# Given request
Pictures should be excluded; otherwise, copy every entry exactly.
(begin)
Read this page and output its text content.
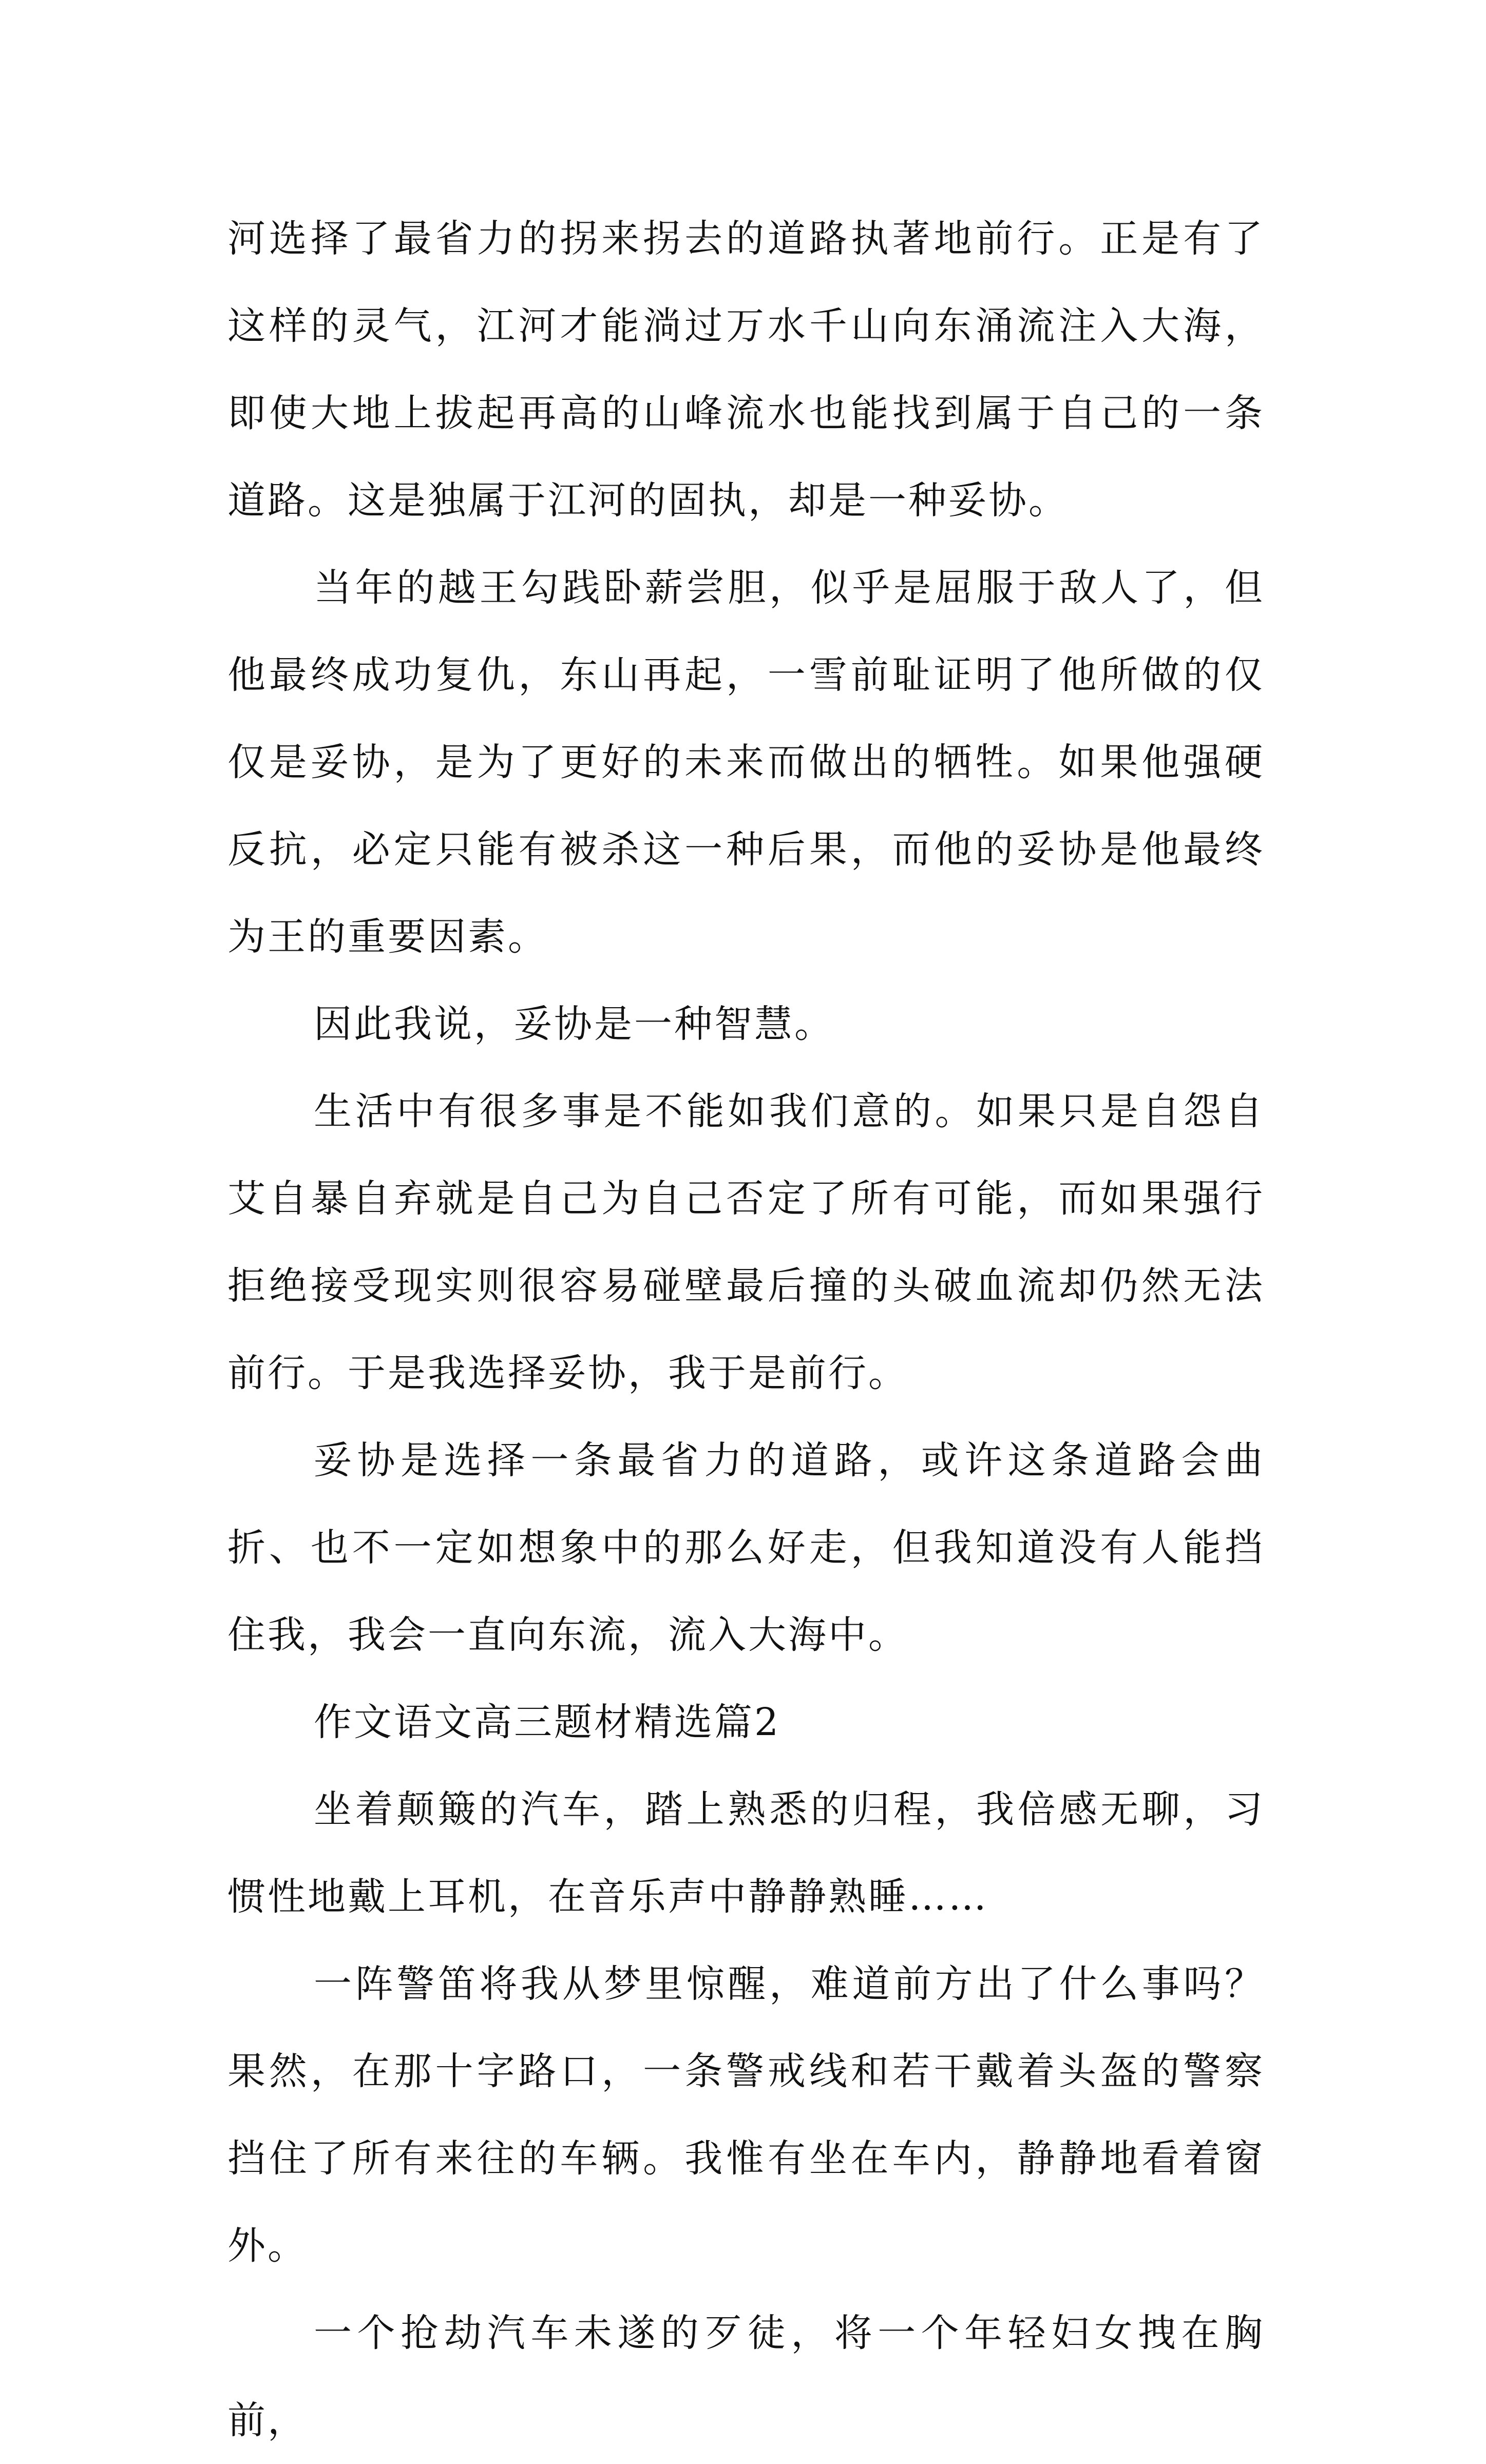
河选择了最省力的拐来拐去的道路执著地前行。正是有了这样的灵气，江河才能淌过万水千山向东涌流注入大海，即使大地上拔起再高的山峰流水也能找到属于自己的一条道路。这是独属于江河的固执，却是一种妥协。

当年的越王勾践卧薪尝胆，似乎是屈服于敌人了，但他最终成功复仇，东山再起，一雪前耻证明了他所做的仅仅是妥协，是为了更好的未来而做出的牺牲。如果他强硬反抗，必定只能有被杀这一种后果，而他的妥协是他最终为王的重要因素。

因此我说，妥协是一种智慧。

生活中有很多事是不能如我们意的。如果只是自怨自艾自暴自弃就是自己为自己否定了所有可能，而如果强行拒绝接受现实则很容易碰壁最后撞的头破血流却仍然无法前行。于是我选择妥协，我于是前行。

妥协是选择一条最省力的道路，或许这条道路会曲折、也不一定如想象中的那么好走，但我知道没有人能挡住我，我会一直向东流，流入大海中。

作文语文高三题材精选篇2

坐着颠簸的汽车，踏上熟悉的归程，我倍感无聊，习惯性地戴上耳机，在音乐声中静静熟睡……

一阵警笛将我从梦里惊醒，难道前方出了什么事吗？果然，在那十字路口，一条警戒线和若干戴着头盔的警察挡住了所有来往的车辆。我惟有坐在车内，静静地看着窗外。

一个抢劫汽车未遂的歹徒，将一个年轻妇女拽在胸前，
(end)
# Correct output
Read this page and output its text content.
河选择了最省力的拐来拐去的道路执著地前行。正是有了这样的灵气，江河才能淌过万水千山向东涌流注入大海，即使大地上拔起再高的山峰流水也能找到属于自己的一条道路。这是独属于江河的固执，却是一种妥协。

当年的越王勾践卧薪尝胆，似乎是屈服于敌人了，但他最终成功复仇，东山再起，一雪前耻证明了他所做的仅仅是妥协，是为了更好的未来而做出的牺牲。如果他强硬反抗，必定只能有被杀这一种后果，而他的妥协是他最终为王的重要因素。

因此我说，妥协是一种智慧。

生活中有很多事是不能如我们意的。如果只是自怨自艾自暴自弃就是自己为自己否定了所有可能，而如果强行拒绝接受现实则很容易碰壁最后撞的头破血流却仍然无法前行。于是我选择妥协，我于是前行。

妥协是选择一条最省力的道路，或许这条道路会曲折、也不一定如想象中的那么好走，但我知道没有人能挡住我，我会一直向东流，流入大海中。

作文语文高三题材精选篇2

坐着颠簸的汽车，踏上熟悉的归程，我倍感无聊，习惯性地戴上耳机，在音乐声中静静熟睡……

一阵警笛将我从梦里惊醒，难道前方出了什么事吗？果然，在那十字路口，一条警戒线和若干戴着头盔的警察挡住了所有来往的车辆。我惟有坐在车内，静静地看着窗外。

一个抢劫汽车未遂的歹徒，将一个年轻妇女拽在胸前，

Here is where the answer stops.